**Given task**.
Present every line in which the string "Hlutfall" appears.

**Data section**.
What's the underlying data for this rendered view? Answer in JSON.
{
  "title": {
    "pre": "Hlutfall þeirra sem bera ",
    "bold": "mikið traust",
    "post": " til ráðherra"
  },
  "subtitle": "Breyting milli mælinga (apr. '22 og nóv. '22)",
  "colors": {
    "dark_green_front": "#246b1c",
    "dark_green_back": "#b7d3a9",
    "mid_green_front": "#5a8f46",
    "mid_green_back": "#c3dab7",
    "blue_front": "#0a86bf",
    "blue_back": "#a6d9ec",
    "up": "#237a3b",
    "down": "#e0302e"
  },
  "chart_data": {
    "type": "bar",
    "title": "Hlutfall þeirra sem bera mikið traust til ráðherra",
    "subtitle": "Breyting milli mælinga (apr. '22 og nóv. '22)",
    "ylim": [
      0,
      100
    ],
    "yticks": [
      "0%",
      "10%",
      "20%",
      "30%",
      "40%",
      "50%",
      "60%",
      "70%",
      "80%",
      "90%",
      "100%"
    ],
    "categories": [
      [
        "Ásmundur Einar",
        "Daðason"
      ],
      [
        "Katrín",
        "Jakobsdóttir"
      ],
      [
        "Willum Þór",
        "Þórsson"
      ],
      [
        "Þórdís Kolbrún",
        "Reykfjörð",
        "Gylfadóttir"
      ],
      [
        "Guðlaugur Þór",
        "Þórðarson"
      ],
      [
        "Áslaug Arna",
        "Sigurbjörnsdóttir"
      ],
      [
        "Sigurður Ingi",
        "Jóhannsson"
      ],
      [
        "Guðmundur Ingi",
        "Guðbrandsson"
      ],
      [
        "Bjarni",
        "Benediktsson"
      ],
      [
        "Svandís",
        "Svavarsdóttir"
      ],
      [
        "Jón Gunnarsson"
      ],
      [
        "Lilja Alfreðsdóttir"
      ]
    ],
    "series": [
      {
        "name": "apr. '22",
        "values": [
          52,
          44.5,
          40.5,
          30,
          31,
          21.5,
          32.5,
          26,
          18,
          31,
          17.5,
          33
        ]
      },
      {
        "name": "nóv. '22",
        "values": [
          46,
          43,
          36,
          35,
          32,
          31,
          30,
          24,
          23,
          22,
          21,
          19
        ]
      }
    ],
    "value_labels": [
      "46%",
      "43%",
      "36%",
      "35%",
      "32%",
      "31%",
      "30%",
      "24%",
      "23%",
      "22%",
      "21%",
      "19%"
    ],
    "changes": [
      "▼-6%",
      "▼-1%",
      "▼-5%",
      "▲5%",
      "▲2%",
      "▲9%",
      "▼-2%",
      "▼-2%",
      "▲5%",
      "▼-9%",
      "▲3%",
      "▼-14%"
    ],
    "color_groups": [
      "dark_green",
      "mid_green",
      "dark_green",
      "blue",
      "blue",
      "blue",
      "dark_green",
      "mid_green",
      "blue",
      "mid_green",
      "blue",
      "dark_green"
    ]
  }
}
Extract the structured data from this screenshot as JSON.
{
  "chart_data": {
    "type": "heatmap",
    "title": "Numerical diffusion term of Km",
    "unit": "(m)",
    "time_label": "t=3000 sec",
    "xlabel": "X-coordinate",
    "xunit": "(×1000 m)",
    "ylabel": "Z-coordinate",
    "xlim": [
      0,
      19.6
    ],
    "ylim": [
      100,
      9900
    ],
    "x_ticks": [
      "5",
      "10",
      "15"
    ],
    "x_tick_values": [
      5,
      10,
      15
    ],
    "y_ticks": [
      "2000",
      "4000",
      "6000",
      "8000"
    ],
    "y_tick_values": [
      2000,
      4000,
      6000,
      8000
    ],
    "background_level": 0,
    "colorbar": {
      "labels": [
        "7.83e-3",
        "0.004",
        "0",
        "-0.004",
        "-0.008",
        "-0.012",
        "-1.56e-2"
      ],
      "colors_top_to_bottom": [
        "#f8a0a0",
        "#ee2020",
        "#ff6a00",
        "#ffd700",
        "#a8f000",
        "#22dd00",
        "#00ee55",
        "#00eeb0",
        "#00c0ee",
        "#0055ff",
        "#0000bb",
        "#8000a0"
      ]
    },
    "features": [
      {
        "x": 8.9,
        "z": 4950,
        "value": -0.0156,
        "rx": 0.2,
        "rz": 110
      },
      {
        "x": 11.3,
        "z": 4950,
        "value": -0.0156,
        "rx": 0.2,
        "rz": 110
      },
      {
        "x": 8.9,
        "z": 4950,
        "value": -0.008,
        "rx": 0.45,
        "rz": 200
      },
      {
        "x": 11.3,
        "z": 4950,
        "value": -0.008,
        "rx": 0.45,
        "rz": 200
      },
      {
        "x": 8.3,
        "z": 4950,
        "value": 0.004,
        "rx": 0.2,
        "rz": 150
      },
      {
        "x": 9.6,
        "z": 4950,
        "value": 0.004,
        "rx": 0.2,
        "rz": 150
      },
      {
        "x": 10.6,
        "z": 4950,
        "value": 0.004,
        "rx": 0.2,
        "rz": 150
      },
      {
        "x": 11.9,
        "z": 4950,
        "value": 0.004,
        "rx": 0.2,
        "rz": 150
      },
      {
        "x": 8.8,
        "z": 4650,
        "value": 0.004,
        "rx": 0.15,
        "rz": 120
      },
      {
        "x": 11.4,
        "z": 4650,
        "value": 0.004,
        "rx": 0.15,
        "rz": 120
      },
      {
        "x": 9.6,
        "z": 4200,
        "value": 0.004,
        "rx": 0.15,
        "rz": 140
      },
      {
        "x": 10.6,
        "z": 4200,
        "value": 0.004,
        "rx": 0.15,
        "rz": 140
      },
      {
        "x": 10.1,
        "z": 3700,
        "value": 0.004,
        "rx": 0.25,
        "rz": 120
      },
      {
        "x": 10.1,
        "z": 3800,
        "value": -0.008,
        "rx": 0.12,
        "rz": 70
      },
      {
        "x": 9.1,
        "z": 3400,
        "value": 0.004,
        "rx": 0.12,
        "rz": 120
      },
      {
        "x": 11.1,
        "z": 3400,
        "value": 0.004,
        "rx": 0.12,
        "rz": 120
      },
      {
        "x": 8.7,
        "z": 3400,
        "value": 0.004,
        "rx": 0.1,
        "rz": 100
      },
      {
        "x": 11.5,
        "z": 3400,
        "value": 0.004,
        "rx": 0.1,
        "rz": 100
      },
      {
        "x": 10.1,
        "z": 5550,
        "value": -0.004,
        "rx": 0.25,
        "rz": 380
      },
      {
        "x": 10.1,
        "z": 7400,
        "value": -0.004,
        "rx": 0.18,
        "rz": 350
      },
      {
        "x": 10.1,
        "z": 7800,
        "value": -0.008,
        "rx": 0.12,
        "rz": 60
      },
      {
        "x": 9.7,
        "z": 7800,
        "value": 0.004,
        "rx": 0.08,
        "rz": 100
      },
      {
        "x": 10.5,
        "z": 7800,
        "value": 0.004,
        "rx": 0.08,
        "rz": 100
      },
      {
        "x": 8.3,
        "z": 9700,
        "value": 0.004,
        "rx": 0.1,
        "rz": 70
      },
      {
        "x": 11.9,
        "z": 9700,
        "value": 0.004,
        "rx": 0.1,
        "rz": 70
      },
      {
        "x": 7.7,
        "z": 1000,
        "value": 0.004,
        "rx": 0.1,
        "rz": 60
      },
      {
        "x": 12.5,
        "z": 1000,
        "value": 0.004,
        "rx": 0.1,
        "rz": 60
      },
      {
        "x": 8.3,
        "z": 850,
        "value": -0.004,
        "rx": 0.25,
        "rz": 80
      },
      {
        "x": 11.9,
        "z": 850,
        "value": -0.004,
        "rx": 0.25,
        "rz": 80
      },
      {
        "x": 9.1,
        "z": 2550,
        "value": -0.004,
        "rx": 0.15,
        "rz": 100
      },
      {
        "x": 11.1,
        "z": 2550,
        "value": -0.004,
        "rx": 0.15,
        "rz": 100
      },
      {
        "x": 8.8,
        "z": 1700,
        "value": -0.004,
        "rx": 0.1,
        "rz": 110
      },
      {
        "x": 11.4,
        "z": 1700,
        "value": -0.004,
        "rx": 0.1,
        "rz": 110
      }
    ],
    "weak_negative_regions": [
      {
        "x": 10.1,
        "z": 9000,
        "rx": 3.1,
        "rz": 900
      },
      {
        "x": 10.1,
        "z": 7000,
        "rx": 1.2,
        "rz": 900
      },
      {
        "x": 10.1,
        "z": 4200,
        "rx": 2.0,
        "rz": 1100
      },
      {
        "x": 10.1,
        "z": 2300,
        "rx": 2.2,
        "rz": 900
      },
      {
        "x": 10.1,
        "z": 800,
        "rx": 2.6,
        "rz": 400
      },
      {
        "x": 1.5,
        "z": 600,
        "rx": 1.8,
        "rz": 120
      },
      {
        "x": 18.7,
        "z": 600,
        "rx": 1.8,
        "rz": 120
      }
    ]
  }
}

**Exercise answer**.
    "pre": "Hlutfall þeirra sem bera ",
    "title": "Hlutfall þeirra sem bera mikið traust til ráðherra",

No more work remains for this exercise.